→ **EXERCISE DESCRIPTION**: Lines containing the string "from" are to be counted. Write only how many there are.

(Stored records)
[START]

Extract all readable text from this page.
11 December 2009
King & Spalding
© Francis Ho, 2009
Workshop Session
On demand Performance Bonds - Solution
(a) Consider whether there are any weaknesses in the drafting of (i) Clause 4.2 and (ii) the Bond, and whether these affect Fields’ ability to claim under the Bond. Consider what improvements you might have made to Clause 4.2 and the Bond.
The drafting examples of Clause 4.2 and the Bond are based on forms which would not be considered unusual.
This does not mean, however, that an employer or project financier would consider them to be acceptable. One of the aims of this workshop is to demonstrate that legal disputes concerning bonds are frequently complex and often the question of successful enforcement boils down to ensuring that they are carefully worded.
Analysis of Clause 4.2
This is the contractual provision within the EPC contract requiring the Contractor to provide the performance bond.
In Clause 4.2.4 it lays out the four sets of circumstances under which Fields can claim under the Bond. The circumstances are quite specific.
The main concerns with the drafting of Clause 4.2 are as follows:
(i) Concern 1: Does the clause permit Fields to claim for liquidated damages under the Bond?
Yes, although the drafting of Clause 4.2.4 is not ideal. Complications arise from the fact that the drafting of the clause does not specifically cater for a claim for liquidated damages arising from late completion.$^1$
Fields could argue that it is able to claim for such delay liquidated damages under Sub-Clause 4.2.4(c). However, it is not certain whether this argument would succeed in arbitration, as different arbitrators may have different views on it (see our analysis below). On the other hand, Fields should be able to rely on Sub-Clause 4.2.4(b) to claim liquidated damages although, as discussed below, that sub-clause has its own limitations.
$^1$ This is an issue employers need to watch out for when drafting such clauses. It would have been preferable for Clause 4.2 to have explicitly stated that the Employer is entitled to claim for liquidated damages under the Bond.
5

[END]

→ **REPLY TO THE EXERCISE**: 2